→ WHAT IS BEING ASKED
Copy the listing from the line with "List 25 of the" up to and including the line with "List each element", substituting "value-label" for "data-label" and changing nothing else.
··· DATA FOR PROCESSING
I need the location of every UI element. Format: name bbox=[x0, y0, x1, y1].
······
··· DATA FOR PROCESSING
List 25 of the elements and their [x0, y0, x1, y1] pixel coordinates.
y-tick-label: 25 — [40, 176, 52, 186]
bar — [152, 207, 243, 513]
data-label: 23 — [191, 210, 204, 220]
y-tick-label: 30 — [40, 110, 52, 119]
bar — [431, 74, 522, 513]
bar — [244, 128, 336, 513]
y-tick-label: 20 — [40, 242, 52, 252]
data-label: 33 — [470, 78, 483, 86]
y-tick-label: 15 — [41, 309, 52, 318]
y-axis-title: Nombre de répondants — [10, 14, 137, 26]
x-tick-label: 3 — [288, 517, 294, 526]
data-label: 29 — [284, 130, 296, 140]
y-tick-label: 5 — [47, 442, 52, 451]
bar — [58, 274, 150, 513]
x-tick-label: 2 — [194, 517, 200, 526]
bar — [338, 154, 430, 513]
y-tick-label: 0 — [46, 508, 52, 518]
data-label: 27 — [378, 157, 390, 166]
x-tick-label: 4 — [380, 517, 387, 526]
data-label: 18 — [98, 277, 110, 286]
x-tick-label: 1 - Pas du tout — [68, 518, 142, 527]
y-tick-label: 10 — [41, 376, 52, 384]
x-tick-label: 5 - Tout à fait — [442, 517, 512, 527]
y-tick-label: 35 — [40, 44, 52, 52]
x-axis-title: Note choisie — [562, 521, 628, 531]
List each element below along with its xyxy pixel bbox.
······
··· DATA FOR PROCESSING
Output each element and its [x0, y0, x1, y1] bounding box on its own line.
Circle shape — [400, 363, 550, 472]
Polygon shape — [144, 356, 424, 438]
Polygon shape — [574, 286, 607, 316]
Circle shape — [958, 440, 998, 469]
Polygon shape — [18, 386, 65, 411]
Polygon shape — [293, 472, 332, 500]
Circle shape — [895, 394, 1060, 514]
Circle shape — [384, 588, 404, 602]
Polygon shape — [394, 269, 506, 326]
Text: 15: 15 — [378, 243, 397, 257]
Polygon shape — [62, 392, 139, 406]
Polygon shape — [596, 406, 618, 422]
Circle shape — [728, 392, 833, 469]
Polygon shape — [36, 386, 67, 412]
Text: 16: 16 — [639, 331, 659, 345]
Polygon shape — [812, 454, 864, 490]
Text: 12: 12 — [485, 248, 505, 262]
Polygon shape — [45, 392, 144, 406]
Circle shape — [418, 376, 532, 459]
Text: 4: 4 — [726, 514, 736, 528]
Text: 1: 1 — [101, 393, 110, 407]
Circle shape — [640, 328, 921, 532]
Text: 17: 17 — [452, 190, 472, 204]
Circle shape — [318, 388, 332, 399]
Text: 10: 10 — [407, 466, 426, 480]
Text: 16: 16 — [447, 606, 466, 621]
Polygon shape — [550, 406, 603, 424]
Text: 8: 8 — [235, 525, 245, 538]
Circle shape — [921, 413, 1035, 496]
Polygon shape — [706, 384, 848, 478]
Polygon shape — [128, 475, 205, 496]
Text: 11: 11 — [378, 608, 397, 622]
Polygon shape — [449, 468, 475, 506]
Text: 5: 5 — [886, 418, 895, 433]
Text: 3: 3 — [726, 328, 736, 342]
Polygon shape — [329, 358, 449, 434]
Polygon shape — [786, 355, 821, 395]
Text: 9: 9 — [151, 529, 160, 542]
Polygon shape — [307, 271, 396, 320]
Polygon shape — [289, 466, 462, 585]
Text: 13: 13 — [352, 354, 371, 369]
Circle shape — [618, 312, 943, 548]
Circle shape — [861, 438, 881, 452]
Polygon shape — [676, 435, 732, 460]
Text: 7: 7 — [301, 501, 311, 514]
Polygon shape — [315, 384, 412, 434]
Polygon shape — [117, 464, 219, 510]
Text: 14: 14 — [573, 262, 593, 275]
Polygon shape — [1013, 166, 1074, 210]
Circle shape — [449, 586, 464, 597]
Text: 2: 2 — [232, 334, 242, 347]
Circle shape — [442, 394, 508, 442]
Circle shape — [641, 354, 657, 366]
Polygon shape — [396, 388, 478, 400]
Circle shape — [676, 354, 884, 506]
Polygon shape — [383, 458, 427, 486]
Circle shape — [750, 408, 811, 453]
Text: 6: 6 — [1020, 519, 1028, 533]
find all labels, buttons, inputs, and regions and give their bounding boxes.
······
→ FULL SOLUTION
List 25 of the elements and their [x0, y0, x1, y1] pixel coordinates.
y-tick-label: 25 — [40, 176, 52, 186]
bar — [152, 207, 243, 513]
value-label: 23 — [191, 210, 204, 220]
y-tick-label: 30 — [40, 110, 52, 119]
bar — [431, 74, 522, 513]
bar — [244, 128, 336, 513]
y-tick-label: 20 — [40, 242, 52, 252]
value-label: 33 — [470, 78, 483, 86]
y-tick-label: 15 — [41, 309, 52, 318]
y-axis-title: Nombre de répondants — [10, 14, 137, 26]
x-tick-label: 3 — [288, 517, 294, 526]
value-label: 29 — [284, 130, 296, 140]
y-tick-label: 5 — [47, 442, 52, 451]
bar — [58, 274, 150, 513]
x-tick-label: 2 — [194, 517, 200, 526]
bar — [338, 154, 430, 513]
y-tick-label: 0 — [46, 508, 52, 518]
value-label: 27 — [378, 157, 390, 166]
x-tick-label: 4 — [380, 517, 387, 526]
value-label: 18 — [98, 277, 110, 286]
x-tick-label: 1 - Pas du tout — [68, 518, 142, 527]
y-tick-label: 10 — [41, 376, 52, 384]
x-tick-label: 5 - Tout à fait — [442, 517, 512, 527]
y-tick-label: 35 — [40, 44, 52, 52]
x-axis-title: Note choisie — [562, 521, 628, 531]
List each element below along with its xyxy pixel bbox.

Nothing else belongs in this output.